**The task:**
Can you transcribe every record below exactly as it appears?
--- Begin Task inputs ---
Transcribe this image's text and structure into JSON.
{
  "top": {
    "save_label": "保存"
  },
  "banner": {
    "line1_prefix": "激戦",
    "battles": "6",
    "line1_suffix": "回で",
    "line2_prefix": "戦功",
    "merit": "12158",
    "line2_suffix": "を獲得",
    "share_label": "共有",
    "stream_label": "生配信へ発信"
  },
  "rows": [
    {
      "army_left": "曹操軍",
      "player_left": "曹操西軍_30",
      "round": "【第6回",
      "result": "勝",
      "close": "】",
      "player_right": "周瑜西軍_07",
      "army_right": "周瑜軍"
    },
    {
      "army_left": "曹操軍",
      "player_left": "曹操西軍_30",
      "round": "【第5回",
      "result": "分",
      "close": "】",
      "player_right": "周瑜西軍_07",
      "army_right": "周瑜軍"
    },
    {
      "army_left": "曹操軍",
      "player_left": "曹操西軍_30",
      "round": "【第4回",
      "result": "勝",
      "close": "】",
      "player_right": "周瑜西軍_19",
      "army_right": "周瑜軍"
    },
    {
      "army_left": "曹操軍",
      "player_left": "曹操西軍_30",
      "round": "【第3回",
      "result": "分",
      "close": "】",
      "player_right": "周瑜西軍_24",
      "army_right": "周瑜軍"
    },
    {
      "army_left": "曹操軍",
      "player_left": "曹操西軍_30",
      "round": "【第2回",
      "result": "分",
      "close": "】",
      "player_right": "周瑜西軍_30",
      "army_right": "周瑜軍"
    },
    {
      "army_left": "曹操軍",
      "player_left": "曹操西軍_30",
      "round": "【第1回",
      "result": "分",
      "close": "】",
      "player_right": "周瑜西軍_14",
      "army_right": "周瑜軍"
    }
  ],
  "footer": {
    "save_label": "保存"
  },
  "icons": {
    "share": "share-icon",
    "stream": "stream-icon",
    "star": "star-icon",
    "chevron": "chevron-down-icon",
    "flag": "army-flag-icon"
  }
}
--- End Task inputs ---
**Output for this exercise:**
Transcribe this image's text and structure into JSON.
{
  "top": {
    "save_label": "保存"
  },
  "banner": {
    "line1_prefix": "激戦",
    "battles": "6",
    "line1_suffix": "回で",
    "line2_prefix": "戦功",
    "merit": "12158",
    "line2_suffix": "を獲得",
    "share_label": "共有",
    "stream_label": "生配信へ発信"
  },
  "rows": [
    {
      "army_left": "曹操軍",
      "player_left": "曹操西軍_30",
      "round": "【第6回",
      "result": "勝",
      "close": "】",
      "player_right": "周瑜西軍_07",
      "army_right": "周瑜軍"
    },
    {
      "army_left": "曹操軍",
      "player_left": "曹操西軍_30",
      "round": "【第5回",
      "result": "分",
      "close": "】",
      "player_right": "周瑜西軍_07",
      "army_right": "周瑜軍"
    },
    {
      "army_left": "曹操軍",
      "player_left": "曹操西軍_30",
      "round": "【第4回",
      "result": "勝",
      "close": "】",
      "player_right": "周瑜西軍_19",
      "army_right": "周瑜軍"
    },
    {
      "army_left": "曹操軍",
      "player_left": "曹操西軍_30",
      "round": "【第3回",
      "result": "分",
      "close": "】",
      "player_right": "周瑜西軍_24",
      "army_right": "周瑜軍"
    },
    {
      "army_left": "曹操軍",
      "player_left": "曹操西軍_30",
      "round": "【第2回",
      "result": "分",
      "close": "】",
      "player_right": "周瑜西軍_30",
      "army_right": "周瑜軍"
    },
    {
      "army_left": "曹操軍",
      "player_left": "曹操西軍_30",
      "round": "【第1回",
      "result": "分",
      "close": "】",
      "player_right": "周瑜西軍_14",
      "army_right": "周瑜軍"
    }
  ],
  "footer": {
    "save_label": "保存"
  },
  "icons": {
    "share": "share-icon",
    "stream": "stream-icon",
    "star": "star-icon",
    "chevron": "chevron-down-icon",
    "flag": "army-flag-icon"
  }
}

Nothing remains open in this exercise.